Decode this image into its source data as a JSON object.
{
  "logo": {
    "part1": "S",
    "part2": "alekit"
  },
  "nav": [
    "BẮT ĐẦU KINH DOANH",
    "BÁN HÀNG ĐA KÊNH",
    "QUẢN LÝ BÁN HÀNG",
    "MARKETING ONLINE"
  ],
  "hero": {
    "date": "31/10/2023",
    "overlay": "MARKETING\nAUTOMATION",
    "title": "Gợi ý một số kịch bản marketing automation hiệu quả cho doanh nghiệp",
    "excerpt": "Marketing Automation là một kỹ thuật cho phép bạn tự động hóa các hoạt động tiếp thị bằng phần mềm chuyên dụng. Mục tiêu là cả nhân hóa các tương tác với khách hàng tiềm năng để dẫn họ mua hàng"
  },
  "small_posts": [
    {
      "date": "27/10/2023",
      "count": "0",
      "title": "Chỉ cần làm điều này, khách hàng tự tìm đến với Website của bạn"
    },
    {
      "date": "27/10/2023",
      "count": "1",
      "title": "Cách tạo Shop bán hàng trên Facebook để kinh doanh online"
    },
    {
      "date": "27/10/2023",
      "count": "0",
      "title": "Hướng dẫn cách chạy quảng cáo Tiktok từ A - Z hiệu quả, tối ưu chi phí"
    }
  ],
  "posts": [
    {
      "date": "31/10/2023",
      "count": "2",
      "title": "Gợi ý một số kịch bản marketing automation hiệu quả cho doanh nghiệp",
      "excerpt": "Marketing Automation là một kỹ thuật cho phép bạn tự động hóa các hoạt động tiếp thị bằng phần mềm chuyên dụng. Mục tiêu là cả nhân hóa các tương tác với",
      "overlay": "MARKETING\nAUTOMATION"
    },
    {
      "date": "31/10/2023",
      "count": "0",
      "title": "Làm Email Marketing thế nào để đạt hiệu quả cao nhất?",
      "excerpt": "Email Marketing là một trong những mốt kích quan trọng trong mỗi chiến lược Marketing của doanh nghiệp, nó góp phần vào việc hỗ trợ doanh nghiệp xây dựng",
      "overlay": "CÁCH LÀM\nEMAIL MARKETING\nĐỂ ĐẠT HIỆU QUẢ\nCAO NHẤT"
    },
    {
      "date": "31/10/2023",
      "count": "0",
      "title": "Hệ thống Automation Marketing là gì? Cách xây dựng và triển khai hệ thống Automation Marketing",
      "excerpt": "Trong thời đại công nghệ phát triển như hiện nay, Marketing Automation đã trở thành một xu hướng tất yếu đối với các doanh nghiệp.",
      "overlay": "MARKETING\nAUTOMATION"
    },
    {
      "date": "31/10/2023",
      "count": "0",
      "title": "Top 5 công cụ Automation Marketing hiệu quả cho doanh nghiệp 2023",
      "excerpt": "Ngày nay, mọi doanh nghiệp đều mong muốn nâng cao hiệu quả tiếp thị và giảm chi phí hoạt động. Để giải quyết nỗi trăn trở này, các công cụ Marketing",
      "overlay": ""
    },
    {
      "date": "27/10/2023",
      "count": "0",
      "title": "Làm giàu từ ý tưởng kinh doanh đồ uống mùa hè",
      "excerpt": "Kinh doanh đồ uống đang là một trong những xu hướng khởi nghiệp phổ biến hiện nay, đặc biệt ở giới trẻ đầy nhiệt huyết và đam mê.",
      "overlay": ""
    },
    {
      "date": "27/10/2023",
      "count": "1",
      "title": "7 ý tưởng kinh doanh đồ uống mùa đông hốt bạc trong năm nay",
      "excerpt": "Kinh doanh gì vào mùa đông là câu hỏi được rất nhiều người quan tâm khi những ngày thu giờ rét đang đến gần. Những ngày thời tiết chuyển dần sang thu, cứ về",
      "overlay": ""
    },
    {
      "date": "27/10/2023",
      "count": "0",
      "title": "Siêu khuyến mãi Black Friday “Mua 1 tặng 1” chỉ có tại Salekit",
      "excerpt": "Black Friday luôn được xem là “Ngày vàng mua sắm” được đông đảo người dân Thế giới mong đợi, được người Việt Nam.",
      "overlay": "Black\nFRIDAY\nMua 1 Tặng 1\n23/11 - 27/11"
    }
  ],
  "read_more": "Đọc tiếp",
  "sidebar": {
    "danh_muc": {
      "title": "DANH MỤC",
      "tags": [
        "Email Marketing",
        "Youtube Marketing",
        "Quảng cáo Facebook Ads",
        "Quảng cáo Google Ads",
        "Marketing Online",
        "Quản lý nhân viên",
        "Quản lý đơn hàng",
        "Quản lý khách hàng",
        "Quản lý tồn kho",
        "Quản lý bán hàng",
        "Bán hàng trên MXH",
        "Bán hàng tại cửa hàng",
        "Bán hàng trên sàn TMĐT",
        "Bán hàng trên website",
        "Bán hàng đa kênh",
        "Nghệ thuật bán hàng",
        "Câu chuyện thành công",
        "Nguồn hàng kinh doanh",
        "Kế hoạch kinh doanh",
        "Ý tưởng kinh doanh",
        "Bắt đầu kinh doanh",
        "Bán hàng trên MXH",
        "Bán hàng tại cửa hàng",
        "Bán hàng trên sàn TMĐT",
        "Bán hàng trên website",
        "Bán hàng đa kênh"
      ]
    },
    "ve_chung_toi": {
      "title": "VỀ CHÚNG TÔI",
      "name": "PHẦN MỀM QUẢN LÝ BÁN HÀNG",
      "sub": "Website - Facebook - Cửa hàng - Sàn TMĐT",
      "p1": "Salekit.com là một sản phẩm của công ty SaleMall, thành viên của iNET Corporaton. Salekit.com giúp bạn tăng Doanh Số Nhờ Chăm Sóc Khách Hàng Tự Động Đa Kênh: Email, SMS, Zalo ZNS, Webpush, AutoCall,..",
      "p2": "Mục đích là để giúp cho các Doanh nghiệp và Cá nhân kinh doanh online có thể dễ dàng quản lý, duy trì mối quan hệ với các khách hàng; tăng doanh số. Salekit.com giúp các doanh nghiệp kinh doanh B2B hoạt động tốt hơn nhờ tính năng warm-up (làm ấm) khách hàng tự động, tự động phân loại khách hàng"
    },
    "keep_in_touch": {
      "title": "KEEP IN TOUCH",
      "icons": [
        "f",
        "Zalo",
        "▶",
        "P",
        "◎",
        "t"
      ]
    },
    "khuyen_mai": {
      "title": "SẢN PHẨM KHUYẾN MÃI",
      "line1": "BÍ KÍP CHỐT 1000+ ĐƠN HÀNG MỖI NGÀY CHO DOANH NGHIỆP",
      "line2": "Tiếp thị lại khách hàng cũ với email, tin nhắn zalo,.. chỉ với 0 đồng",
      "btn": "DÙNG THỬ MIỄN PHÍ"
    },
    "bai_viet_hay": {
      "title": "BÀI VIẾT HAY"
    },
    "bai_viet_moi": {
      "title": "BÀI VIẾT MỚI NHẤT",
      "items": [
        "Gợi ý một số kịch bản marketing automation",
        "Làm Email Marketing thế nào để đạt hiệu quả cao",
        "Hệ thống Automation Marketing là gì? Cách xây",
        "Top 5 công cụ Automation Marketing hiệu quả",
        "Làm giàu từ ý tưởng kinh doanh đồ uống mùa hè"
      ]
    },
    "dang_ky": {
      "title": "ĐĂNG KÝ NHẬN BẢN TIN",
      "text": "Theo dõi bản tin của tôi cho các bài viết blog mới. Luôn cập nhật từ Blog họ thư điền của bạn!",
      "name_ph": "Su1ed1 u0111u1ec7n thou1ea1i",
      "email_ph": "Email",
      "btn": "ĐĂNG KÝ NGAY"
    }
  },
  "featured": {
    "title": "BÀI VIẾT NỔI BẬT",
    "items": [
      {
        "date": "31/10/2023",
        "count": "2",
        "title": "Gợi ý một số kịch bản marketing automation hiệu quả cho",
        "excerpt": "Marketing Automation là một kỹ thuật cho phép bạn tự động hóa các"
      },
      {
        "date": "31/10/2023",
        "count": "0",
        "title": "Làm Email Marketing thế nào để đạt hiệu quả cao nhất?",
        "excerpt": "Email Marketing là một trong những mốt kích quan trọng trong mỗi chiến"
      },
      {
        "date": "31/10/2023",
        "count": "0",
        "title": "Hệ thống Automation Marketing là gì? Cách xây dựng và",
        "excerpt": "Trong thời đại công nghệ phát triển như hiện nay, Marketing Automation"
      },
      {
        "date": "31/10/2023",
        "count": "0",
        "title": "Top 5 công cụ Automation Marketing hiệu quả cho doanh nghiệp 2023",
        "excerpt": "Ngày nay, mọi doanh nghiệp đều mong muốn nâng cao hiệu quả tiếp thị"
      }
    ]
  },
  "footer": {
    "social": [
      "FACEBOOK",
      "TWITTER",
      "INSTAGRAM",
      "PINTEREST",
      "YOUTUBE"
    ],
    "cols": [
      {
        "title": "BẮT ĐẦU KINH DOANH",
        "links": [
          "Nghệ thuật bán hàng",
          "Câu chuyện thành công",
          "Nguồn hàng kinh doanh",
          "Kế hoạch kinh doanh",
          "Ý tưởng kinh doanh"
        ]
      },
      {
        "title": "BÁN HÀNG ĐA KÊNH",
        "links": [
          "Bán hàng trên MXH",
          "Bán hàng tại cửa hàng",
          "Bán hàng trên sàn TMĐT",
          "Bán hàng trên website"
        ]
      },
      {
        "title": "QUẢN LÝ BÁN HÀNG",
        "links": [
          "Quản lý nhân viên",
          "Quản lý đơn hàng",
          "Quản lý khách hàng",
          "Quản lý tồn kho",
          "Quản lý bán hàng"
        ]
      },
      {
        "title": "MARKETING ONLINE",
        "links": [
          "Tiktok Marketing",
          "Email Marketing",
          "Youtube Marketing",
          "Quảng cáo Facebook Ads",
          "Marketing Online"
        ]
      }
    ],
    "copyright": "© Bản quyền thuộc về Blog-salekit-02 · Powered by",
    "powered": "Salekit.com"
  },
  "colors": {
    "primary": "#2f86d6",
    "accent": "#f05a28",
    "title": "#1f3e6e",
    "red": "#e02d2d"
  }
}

**Task to complete**
Where a line contains "mong", copy that line.

**Exercise result**
      "excerpt": "Ngày nay, mọi doanh nghiệp đều mong muốn nâng cao hiệu quả tiếp thị và giảm chi phí hoạt động. Để giải quyết nỗi trăn trở này, các công cụ Marketing",
      "excerpt": "Black Friday luôn được xem là “Ngày vàng mua sắm” được đông đảo người dân Thế giới mong đợi, được người Việt Nam.",
        "excerpt": "Ngày nay, mọi doanh nghiệp đều mong muốn nâng cao hiệu quả tiếp thị"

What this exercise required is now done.